- [What the task requires]
Can you give all the records again without altering a single character?

- [Data rows]
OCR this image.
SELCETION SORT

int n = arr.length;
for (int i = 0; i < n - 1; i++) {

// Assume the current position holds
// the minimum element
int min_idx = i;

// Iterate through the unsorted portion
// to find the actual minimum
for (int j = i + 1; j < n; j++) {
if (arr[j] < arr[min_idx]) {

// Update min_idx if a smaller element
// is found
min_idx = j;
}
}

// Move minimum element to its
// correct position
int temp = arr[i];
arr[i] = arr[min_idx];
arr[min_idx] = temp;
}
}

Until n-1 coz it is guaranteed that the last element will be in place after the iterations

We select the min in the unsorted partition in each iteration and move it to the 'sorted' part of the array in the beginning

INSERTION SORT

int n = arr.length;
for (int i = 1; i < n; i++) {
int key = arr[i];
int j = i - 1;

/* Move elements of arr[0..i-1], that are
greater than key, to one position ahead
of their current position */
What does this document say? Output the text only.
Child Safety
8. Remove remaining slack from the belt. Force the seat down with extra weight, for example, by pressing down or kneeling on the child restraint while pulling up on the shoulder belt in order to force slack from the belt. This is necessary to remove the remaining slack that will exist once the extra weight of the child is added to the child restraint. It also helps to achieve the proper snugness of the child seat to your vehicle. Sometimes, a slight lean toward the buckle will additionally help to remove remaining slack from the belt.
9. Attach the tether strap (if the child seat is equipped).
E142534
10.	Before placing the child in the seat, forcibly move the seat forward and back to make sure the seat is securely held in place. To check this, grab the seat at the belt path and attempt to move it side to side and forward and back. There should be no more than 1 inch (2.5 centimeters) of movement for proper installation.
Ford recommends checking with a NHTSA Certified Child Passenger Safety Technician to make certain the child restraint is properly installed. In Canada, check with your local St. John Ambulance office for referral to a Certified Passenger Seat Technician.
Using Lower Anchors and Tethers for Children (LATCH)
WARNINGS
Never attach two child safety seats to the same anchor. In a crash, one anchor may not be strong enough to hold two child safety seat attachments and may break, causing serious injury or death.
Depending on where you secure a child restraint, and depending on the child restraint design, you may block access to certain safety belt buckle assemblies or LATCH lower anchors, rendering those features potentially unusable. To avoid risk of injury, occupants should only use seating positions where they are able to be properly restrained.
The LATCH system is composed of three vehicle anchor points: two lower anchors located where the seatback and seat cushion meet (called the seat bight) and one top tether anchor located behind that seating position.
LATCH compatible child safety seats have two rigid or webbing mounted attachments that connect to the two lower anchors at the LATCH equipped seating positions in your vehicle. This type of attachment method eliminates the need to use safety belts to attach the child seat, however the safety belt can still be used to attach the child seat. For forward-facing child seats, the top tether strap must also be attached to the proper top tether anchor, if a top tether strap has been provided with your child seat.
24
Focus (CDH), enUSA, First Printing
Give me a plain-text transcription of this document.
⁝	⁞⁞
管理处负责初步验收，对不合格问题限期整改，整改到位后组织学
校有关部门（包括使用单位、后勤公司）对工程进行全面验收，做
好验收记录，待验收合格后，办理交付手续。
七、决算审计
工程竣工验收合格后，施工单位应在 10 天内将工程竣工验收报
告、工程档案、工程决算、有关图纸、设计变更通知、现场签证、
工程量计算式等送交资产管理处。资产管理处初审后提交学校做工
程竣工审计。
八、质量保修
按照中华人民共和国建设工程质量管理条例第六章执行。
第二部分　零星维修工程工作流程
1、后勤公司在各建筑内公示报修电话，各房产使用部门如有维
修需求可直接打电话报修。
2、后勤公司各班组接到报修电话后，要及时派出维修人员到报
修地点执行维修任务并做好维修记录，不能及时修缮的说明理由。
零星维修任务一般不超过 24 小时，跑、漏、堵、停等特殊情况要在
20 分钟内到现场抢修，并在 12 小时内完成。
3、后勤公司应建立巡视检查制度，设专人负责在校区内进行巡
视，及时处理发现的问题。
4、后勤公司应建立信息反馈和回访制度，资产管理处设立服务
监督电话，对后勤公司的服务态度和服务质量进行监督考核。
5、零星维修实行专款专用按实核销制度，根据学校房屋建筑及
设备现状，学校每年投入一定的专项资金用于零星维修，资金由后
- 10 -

- [Response for this exercise]
OCR this image.
SELCETION SORT

int n = arr.length;
for (int i = 0; i < n - 1; i++) {

// Assume the current position holds
// the minimum element
int min_idx = i;

// Iterate through the unsorted portion
// to find the actual minimum
for (int j = i + 1; j < n; j++) {
if (arr[j] < arr[min_idx]) {

// Update min_idx if a smaller element
// is found
min_idx = j;
}
}

// Move minimum element to its
// correct position
int temp = arr[i];
arr[i] = arr[min_idx];
arr[min_idx] = temp;
}
}

Until n-1 coz it is guaranteed that the last element will be in place after the iterations

We select the min in the unsorted partition in each iteration and move it to the 'sorted' part of the array in the beginning

INSERTION SORT

int n = arr.length;
for (int i = 1; i < n; i++) {
int key = arr[i];
int j = i - 1;

/* Move elements of arr[0..i-1], that are
greater than key, to one position ahead
of their current position */
What does this document say? Output the text only.
Child Safety
8. Remove remaining slack from the belt. Force the seat down with extra weight, for example, by pressing down or kneeling on the child restraint while pulling up on the shoulder belt in order to force slack from the belt. This is necessary to remove the remaining slack that will exist once the extra weight of the child is added to the child restraint. It also helps to achieve the proper snugness of the child seat to your vehicle. Sometimes, a slight lean toward the buckle will additionally help to remove remaining slack from the belt.
9. Attach the tether strap (if the child seat is equipped).
E142534
10.	Before placing the child in the seat, forcibly move the seat forward and back to make sure the seat is securely held in place. To check this, grab the seat at the belt path and attempt to move it side to side and forward and back. There should be no more than 1 inch (2.5 centimeters) of movement for proper installation.
Ford recommends checking with a NHTSA Certified Child Passenger Safety Technician to make certain the child restraint is properly installed. In Canada, check with your local St. John Ambulance office for referral to a Certified Passenger Seat Technician.
Using Lower Anchors and Tethers for Children (LATCH)
WARNINGS
Never attach two child safety seats to the same anchor. In a crash, one anchor may not be strong enough to hold two child safety seat attachments and may break, causing serious injury or death.
Depending on where you secure a child restraint, and depending on the child restraint design, you may block access to certain safety belt buckle assemblies or LATCH lower anchors, rendering those features potentially unusable. To avoid risk of injury, occupants should only use seating positions where they are able to be properly restrained.
The LATCH system is composed of three vehicle anchor points: two lower anchors located where the seatback and seat cushion meet (called the seat bight) and one top tether anchor located behind that seating position.
LATCH compatible child safety seats have two rigid or webbing mounted attachments that connect to the two lower anchors at the LATCH equipped seating positions in your vehicle. This type of attachment method eliminates the need to use safety belts to attach the child seat, however the safety belt can still be used to attach the child seat. For forward-facing child seats, the top tether strap must also be attached to the proper top tether anchor, if a top tether strap has been provided with your child seat.
24
Focus (CDH), enUSA, First Printing
Give me a plain-text transcription of this document.
⁝	⁞⁞
管理处负责初步验收，对不合格问题限期整改，整改到位后组织学
校有关部门（包括使用单位、后勤公司）对工程进行全面验收，做
好验收记录，待验收合格后，办理交付手续。
七、决算审计
工程竣工验收合格后，施工单位应在 10 天内将工程竣工验收报
告、工程档案、工程决算、有关图纸、设计变更通知、现场签证、
工程量计算式等送交资产管理处。资产管理处初审后提交学校做工
程竣工审计。
八、质量保修
按照中华人民共和国建设工程质量管理条例第六章执行。
第二部分　零星维修工程工作流程
1、后勤公司在各建筑内公示报修电话，各房产使用部门如有维
修需求可直接打电话报修。
2、后勤公司各班组接到报修电话后，要及时派出维修人员到报
修地点执行维修任务并做好维修记录，不能及时修缮的说明理由。
零星维修任务一般不超过 24 小时，跑、漏、堵、停等特殊情况要在
20 分钟内到现场抢修，并在 12 小时内完成。
3、后勤公司应建立巡视检查制度，设专人负责在校区内进行巡
视，及时处理发现的问题。
4、后勤公司应建立信息反馈和回访制度，资产管理处设立服务
监督电话，对后勤公司的服务态度和服务质量进行监督考核。
5、零星维修实行专款专用按实核销制度，根据学校房屋建筑及
设备现状，学校每年投入一定的专项资金用于零星维修，资金由后
- 10 -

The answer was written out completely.